### Collected data
## Start
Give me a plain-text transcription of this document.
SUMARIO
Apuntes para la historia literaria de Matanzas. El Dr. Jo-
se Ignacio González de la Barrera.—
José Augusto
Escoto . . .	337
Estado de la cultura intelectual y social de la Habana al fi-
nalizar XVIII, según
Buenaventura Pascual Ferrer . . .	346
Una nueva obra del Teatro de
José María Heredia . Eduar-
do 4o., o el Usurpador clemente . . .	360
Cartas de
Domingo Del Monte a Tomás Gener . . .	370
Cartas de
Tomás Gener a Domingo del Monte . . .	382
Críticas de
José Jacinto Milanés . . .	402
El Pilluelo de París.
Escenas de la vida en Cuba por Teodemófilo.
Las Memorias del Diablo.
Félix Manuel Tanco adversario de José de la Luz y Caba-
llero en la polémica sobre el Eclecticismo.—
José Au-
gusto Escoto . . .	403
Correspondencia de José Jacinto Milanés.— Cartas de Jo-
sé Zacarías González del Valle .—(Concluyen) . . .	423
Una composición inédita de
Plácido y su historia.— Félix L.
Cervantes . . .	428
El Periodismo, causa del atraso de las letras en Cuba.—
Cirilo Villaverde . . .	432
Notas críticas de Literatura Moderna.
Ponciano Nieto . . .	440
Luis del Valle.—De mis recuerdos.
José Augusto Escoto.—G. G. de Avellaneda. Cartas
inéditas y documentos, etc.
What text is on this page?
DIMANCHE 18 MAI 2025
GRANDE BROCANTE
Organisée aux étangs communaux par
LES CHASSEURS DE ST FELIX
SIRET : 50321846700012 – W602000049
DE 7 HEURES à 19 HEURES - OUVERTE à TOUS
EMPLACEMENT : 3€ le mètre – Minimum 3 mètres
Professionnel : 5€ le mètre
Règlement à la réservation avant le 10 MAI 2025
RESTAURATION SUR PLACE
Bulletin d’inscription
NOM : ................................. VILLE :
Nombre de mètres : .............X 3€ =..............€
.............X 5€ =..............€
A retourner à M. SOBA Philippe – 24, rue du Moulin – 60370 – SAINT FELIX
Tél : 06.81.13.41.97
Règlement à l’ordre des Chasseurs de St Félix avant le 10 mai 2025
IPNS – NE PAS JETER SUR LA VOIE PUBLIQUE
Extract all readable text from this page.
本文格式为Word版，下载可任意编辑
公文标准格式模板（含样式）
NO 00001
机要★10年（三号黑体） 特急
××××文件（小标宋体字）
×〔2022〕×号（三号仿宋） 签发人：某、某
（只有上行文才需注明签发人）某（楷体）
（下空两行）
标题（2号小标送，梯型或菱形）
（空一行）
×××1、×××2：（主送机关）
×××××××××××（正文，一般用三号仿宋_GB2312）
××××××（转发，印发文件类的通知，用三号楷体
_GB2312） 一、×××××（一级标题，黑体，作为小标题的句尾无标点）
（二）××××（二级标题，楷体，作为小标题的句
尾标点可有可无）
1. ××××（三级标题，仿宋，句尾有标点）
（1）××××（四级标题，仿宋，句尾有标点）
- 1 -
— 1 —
## End
### Requirement
Each of the records should be retyped exactly.

### Written response
Give me a plain-text transcription of this document.
SUMARIO
Apuntes para la historia literaria de Matanzas. El Dr. Jo-
se Ignacio González de la Barrera.—
José Augusto
Escoto . . .	337
Estado de la cultura intelectual y social de la Habana al fi-
nalizar XVIII, según
Buenaventura Pascual Ferrer . . .	346
Una nueva obra del Teatro de
José María Heredia . Eduar-
do 4o., o el Usurpador clemente . . .	360
Cartas de
Domingo Del Monte a Tomás Gener . . .	370
Cartas de
Tomás Gener a Domingo del Monte . . .	382
Críticas de
José Jacinto Milanés . . .	402
El Pilluelo de París.
Escenas de la vida en Cuba por Teodemófilo.
Las Memorias del Diablo.
Félix Manuel Tanco adversario de José de la Luz y Caba-
llero en la polémica sobre el Eclecticismo.—
José Au-
gusto Escoto . . .	403
Correspondencia de José Jacinto Milanés.— Cartas de Jo-
sé Zacarías González del Valle .—(Concluyen) . . .	423
Una composición inédita de
Plácido y su historia.— Félix L.
Cervantes . . .	428
El Periodismo, causa del atraso de las letras en Cuba.—
Cirilo Villaverde . . .	432
Notas críticas de Literatura Moderna.
Ponciano Nieto . . .	440
Luis del Valle.—De mis recuerdos.
José Augusto Escoto.—G. G. de Avellaneda. Cartas
inéditas y documentos, etc.
What text is on this page?
DIMANCHE 18 MAI 2025
GRANDE BROCANTE
Organisée aux étangs communaux par
LES CHASSEURS DE ST FELIX
SIRET : 50321846700012 – W602000049
DE 7 HEURES à 19 HEURES - OUVERTE à TOUS
EMPLACEMENT : 3€ le mètre – Minimum 3 mètres
Professionnel : 5€ le mètre
Règlement à la réservation avant le 10 MAI 2025
RESTAURATION SUR PLACE
Bulletin d’inscription
NOM : ................................. VILLE :
Nombre de mètres : .............X 3€ =..............€
.............X 5€ =..............€
A retourner à M. SOBA Philippe – 24, rue du Moulin – 60370 – SAINT FELIX
Tél : 06.81.13.41.97
Règlement à l’ordre des Chasseurs de St Félix avant le 10 mai 2025
IPNS – NE PAS JETER SUR LA VOIE PUBLIQUE
Extract all readable text from this page.
本文格式为Word版，下载可任意编辑
公文标准格式模板（含样式）
NO 00001
机要★10年（三号黑体） 特急
××××文件（小标宋体字）
×〔2022〕×号（三号仿宋） 签发人：某、某
（只有上行文才需注明签发人）某（楷体）
（下空两行）
标题（2号小标送，梯型或菱形）
（空一行）
×××1、×××2：（主送机关）
×××××××××××（正文，一般用三号仿宋_GB2312）
××××××（转发，印发文件类的通知，用三号楷体
_GB2312） 一、×××××（一级标题，黑体，作为小标题的句尾无标点）
（二）××××（二级标题，楷体，作为小标题的句
尾标点可有可无）
1. ××××（三级标题，仿宋，句尾有标点）
（1）××××（四级标题，仿宋，句尾有标点）
- 1 -
— 1 —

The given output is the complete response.